» SET TASK: Reproduce the items below word for word, from the first line up to and including the line with "- label-line: ДЛЯ".

» SUPPLIED ENTRIES:
+ + +
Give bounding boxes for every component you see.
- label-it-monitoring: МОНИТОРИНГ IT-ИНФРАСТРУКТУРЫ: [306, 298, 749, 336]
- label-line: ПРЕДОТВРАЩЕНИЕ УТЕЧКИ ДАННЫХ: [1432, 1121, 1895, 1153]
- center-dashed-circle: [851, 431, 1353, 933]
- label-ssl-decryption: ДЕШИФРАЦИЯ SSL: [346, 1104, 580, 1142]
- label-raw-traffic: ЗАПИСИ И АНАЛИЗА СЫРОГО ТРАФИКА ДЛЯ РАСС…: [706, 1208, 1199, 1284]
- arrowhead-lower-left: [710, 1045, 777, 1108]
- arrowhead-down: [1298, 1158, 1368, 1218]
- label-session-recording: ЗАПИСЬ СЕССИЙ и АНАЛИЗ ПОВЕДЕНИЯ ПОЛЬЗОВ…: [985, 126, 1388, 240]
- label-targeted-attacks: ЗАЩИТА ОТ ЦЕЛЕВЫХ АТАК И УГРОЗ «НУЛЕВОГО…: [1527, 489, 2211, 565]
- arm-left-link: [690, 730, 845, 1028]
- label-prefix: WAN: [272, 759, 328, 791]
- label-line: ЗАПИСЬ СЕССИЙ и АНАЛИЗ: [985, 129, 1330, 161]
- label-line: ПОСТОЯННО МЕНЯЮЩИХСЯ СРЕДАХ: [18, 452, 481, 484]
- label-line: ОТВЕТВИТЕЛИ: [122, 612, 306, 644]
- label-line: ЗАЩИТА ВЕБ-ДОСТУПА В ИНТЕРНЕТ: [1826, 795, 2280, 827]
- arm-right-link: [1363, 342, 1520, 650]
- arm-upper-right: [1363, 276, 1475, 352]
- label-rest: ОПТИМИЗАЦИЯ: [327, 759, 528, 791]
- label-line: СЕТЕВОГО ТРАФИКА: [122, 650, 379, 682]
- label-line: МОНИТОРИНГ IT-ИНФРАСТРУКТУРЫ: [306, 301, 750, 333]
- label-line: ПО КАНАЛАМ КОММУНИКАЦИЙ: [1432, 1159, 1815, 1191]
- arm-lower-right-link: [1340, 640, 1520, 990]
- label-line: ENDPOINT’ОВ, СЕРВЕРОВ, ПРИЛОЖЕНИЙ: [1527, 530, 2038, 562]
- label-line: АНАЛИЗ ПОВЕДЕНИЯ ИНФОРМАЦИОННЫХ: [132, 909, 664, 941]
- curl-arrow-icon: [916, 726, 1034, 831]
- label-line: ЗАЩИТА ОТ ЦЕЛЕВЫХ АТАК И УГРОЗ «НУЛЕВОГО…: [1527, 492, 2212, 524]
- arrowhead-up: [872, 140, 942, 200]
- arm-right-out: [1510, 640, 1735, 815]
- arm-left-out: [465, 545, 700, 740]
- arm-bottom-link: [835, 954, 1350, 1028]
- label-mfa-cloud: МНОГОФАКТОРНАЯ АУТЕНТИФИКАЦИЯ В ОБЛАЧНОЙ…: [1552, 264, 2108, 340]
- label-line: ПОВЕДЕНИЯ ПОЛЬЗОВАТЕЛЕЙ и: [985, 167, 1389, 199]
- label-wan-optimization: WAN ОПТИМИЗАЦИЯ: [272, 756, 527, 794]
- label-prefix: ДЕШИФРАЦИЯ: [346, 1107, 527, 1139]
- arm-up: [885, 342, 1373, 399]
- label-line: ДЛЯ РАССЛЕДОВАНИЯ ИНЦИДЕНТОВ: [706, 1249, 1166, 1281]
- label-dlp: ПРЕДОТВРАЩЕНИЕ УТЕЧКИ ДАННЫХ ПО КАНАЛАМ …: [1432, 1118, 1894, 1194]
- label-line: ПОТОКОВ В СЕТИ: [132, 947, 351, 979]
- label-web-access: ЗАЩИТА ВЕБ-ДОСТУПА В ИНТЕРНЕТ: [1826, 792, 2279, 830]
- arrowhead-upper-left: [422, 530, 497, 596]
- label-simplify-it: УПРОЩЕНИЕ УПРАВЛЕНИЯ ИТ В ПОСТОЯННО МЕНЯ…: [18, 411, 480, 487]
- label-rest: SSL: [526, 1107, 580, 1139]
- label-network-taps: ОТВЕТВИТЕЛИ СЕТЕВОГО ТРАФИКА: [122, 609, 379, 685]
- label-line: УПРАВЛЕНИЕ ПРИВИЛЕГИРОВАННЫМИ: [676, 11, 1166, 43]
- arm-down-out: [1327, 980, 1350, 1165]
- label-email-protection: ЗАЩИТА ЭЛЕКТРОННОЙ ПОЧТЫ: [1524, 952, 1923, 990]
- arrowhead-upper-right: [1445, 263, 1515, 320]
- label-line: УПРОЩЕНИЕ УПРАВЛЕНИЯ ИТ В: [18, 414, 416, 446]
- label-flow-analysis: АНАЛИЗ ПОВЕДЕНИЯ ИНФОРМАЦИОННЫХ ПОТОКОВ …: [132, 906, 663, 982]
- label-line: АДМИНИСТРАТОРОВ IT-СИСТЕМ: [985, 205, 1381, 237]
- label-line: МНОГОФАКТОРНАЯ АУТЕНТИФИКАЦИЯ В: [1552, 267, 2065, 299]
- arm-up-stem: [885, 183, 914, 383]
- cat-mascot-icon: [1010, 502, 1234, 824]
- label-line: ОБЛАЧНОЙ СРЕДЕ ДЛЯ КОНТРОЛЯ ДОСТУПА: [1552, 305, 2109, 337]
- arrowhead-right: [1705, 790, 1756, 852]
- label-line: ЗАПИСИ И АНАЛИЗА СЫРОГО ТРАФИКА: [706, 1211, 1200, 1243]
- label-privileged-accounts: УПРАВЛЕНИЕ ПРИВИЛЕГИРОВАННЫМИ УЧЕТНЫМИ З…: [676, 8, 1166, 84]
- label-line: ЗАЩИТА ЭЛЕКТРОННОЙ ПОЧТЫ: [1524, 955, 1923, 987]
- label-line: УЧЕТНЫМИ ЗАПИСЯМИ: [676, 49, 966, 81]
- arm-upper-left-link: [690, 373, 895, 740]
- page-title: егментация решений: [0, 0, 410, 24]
+ + +
» COMPLETED EXERCISE:
Give bounding boxes for every component you see.
- label-it-monitoring: МОНИТОРИНГ IT-ИНФРАСТРУКТУРЫ: [306, 298, 749, 336]
- label-line: ПРЕДОТВРАЩЕНИЕ УТЕЧКИ ДАННЫХ: [1432, 1121, 1895, 1153]
- center-dashed-circle: [851, 431, 1353, 933]
- label-ssl-decryption: ДЕШИФРАЦИЯ SSL: [346, 1104, 580, 1142]
- label-raw-traffic: ЗАПИСИ И АНАЛИЗА СЫРОГО ТРАФИКА ДЛЯ РАСС…: [706, 1208, 1199, 1284]
- arrowhead-lower-left: [710, 1045, 777, 1108]
- arrowhead-down: [1298, 1158, 1368, 1218]
- label-session-recording: ЗАПИСЬ СЕССИЙ и АНАЛИЗ ПОВЕДЕНИЯ ПОЛЬЗОВ…: [985, 126, 1388, 240]
- label-targeted-attacks: ЗАЩИТА ОТ ЦЕЛЕВЫХ АТАК И УГРОЗ «НУЛЕВОГО…: [1527, 489, 2211, 565]
- arm-left-link: [690, 730, 845, 1028]
- label-prefix: WAN: [272, 759, 328, 791]
- label-line: ЗАПИСЬ СЕССИЙ и АНАЛИЗ: [985, 129, 1330, 161]
- label-line: ПОСТОЯННО МЕНЯЮЩИХСЯ СРЕДАХ: [18, 452, 481, 484]
- label-line: ОТВЕТВИТЕЛИ: [122, 612, 306, 644]
- label-line: ЗАЩИТА ВЕБ-ДОСТУПА В ИНТЕРНЕТ: [1826, 795, 2280, 827]
- arm-right-link: [1363, 342, 1520, 650]
- arm-upper-right: [1363, 276, 1475, 352]
- label-rest: ОПТИМИЗАЦИЯ: [327, 759, 528, 791]
- label-line: СЕТЕВОГО ТРАФИКА: [122, 650, 379, 682]
- label-line: МОНИТОРИНГ IT-ИНФРАСТРУКТУРЫ: [306, 301, 750, 333]
- label-line: ПО КАНАЛАМ КОММУНИКАЦИЙ: [1432, 1159, 1815, 1191]
- arm-lower-right-link: [1340, 640, 1520, 990]
- label-line: ENDPOINT’ОВ, СЕРВЕРОВ, ПРИЛОЖЕНИЙ: [1527, 530, 2038, 562]
- label-line: АНАЛИЗ ПОВЕДЕНИЯ ИНФОРМАЦИОННЫХ: [132, 909, 664, 941]
- curl-arrow-icon: [916, 726, 1034, 831]
- label-line: ЗАЩИТА ОТ ЦЕЛЕВЫХ АТАК И УГРОЗ «НУЛЕВОГО…: [1527, 492, 2212, 524]
- arrowhead-up: [872, 140, 942, 200]
- arm-right-out: [1510, 640, 1735, 815]
- arm-left-out: [465, 545, 700, 740]
- arm-bottom-link: [835, 954, 1350, 1028]
- label-mfa-cloud: МНОГОФАКТОРНАЯ АУТЕНТИФИКАЦИЯ В ОБЛАЧНОЙ…: [1552, 264, 2108, 340]
- label-line: ПОВЕДЕНИЯ ПОЛЬЗОВАТЕЛЕЙ и: [985, 167, 1389, 199]
- label-wan-optimization: WAN ОПТИМИЗАЦИЯ: [272, 756, 527, 794]
- label-prefix: ДЕШИФРАЦИЯ: [346, 1107, 527, 1139]
- arm-up: [885, 342, 1373, 399]
- label-line: ДЛЯ РАССЛЕДОВАНИЯ ИНЦИДЕНТОВ: [706, 1249, 1166, 1281]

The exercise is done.